Some records
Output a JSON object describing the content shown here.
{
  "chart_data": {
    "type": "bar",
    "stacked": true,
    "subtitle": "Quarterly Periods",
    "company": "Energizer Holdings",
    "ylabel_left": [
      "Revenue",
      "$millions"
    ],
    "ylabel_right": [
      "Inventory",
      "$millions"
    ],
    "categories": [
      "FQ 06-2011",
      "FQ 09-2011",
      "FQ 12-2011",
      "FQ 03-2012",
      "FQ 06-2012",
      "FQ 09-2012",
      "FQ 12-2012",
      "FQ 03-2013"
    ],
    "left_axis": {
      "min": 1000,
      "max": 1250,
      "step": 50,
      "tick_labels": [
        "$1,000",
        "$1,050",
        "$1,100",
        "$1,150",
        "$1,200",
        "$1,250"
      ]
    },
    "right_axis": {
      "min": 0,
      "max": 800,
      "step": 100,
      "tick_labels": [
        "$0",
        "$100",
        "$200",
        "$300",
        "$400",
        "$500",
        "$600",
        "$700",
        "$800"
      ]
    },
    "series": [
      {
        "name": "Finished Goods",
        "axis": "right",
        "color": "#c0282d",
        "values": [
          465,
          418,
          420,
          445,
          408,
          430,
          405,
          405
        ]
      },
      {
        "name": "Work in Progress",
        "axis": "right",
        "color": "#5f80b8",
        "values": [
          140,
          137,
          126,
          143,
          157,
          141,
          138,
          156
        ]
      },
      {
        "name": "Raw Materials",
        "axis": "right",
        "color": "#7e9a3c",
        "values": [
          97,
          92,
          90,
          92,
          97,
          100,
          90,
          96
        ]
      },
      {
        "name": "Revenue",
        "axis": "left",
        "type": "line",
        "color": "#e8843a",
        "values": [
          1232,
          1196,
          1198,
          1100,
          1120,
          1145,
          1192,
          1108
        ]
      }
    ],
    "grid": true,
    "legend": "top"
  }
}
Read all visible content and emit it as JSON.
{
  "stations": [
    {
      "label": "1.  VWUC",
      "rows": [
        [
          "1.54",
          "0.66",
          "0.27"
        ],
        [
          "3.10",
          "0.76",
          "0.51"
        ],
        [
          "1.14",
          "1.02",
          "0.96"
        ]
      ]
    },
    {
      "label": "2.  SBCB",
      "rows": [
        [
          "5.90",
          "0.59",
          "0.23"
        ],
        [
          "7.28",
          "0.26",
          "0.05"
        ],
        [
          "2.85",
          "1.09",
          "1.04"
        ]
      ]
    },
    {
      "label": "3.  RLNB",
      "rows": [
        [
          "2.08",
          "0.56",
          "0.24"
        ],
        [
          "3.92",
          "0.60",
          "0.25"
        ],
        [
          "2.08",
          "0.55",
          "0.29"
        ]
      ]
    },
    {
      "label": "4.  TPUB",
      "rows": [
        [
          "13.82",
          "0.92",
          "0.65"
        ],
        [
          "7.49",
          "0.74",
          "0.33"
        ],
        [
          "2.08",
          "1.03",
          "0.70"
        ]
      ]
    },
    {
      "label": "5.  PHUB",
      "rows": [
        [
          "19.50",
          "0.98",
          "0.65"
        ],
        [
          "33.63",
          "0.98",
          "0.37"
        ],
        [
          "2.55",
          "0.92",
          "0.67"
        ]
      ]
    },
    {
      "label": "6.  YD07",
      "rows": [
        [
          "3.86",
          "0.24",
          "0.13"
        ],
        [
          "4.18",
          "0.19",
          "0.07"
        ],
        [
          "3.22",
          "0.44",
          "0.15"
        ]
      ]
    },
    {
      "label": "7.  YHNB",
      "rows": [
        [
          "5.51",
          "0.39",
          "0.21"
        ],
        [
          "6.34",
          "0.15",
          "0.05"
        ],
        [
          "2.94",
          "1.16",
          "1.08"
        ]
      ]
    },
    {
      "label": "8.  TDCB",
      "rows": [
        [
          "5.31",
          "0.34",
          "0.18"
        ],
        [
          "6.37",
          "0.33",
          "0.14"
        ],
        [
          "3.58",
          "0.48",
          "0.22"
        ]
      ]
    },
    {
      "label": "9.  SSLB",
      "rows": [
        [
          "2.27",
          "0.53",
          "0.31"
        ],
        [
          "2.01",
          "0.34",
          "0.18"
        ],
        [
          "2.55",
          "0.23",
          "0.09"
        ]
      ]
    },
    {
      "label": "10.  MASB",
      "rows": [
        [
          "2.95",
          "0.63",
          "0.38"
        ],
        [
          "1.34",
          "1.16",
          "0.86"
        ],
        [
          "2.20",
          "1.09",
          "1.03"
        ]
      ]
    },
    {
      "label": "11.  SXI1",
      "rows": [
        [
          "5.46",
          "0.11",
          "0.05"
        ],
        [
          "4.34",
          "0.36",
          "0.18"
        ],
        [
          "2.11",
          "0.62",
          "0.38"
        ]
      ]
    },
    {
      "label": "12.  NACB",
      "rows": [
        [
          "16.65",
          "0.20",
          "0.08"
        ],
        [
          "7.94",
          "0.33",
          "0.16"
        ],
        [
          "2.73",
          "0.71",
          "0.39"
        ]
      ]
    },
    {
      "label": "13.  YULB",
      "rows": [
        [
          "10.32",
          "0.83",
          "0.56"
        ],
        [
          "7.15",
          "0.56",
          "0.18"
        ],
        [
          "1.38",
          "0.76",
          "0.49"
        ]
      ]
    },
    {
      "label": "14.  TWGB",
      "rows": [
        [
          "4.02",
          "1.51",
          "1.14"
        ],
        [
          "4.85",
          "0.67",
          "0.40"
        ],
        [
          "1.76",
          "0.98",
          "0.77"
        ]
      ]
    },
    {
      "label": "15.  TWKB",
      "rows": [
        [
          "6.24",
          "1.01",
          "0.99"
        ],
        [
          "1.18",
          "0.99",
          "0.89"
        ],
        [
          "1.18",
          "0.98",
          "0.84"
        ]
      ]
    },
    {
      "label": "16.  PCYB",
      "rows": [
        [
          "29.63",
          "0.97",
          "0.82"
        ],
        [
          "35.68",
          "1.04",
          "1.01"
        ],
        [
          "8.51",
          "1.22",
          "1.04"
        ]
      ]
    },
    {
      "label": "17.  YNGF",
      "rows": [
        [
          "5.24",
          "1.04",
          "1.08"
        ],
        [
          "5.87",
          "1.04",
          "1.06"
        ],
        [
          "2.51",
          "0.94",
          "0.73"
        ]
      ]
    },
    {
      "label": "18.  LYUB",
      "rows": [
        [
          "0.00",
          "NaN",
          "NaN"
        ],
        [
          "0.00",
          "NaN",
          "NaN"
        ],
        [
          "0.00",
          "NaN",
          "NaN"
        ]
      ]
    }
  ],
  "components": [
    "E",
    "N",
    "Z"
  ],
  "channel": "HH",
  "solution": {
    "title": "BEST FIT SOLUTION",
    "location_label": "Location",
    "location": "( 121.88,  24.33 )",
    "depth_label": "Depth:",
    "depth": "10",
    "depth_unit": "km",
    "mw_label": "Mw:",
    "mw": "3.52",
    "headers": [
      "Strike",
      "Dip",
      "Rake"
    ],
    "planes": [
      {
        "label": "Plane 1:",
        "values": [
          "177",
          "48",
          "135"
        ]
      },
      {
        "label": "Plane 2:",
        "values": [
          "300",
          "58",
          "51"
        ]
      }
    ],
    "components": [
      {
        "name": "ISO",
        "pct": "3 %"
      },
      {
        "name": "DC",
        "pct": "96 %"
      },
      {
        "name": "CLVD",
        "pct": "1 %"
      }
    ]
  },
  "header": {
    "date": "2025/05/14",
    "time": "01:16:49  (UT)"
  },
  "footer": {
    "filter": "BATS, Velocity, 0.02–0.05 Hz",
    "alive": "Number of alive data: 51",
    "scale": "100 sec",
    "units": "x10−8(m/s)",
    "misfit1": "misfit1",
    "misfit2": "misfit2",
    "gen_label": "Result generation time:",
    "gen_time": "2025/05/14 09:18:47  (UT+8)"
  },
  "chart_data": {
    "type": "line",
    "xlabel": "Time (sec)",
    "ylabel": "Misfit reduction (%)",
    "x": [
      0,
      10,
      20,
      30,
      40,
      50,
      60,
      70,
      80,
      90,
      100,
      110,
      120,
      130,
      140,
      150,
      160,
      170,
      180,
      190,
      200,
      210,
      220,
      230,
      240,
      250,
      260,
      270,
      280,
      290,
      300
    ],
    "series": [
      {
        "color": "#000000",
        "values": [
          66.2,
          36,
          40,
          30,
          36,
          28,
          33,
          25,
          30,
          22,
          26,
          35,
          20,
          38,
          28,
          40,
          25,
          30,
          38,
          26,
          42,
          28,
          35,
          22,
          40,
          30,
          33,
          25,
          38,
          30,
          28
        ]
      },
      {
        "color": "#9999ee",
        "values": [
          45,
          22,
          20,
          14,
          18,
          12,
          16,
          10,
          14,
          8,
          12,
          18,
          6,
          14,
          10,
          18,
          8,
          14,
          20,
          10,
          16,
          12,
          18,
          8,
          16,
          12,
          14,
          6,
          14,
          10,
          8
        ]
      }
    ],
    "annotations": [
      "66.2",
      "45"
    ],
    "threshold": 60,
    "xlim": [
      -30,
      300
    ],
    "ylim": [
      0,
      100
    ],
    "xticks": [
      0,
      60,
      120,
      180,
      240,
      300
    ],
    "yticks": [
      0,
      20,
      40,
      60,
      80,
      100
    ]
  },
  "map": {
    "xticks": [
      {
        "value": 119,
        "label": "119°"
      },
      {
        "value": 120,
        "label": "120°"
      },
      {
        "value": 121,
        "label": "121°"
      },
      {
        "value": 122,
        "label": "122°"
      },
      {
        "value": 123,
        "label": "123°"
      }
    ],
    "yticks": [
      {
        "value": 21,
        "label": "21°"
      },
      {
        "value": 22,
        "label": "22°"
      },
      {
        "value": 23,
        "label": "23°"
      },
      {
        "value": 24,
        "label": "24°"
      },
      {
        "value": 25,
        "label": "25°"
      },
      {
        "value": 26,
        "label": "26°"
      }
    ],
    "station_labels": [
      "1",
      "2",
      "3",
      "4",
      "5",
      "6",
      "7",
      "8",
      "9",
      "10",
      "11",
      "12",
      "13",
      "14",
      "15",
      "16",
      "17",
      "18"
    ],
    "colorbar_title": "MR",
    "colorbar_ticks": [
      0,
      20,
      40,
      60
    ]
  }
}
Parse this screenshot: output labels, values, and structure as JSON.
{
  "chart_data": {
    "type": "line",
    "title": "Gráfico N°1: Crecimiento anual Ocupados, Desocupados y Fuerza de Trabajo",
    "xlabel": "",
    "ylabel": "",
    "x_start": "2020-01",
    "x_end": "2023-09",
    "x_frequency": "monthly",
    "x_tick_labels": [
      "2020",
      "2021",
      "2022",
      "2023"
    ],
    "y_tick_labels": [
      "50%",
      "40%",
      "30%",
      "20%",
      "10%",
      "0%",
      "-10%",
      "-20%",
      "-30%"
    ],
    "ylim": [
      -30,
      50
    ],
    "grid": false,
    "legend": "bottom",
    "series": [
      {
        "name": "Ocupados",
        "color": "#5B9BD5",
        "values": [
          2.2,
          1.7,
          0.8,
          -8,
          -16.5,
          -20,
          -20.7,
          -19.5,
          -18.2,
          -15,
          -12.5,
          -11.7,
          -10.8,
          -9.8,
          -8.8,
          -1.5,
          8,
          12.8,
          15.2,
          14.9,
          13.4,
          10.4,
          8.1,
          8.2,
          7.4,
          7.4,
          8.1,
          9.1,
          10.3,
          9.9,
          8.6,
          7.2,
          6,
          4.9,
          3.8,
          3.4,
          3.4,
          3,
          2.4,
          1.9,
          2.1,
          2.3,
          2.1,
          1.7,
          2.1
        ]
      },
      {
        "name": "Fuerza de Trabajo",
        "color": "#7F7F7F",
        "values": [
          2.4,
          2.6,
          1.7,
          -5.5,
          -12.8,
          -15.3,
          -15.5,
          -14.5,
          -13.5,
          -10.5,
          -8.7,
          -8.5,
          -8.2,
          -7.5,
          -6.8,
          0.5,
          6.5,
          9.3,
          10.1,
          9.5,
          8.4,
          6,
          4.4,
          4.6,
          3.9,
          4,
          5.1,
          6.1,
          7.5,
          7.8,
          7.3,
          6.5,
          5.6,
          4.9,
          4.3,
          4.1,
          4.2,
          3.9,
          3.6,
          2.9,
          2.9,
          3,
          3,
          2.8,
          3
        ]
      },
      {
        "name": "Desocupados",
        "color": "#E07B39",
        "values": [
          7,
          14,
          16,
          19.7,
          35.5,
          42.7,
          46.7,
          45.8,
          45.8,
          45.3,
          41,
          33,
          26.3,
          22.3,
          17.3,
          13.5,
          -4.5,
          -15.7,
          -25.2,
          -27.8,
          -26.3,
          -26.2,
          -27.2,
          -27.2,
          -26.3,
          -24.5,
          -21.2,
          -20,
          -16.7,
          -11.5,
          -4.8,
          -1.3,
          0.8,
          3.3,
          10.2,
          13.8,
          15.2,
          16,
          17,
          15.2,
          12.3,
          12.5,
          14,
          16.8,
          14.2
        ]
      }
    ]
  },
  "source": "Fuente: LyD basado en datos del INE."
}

TASK DESCRIPTION: In the records above, find each line that holds the word "type"; copy all such lines.

COMPLETE ANSWER:
    "type": "bar",
        "type": "line",
    "type": "line",
    "type": "line",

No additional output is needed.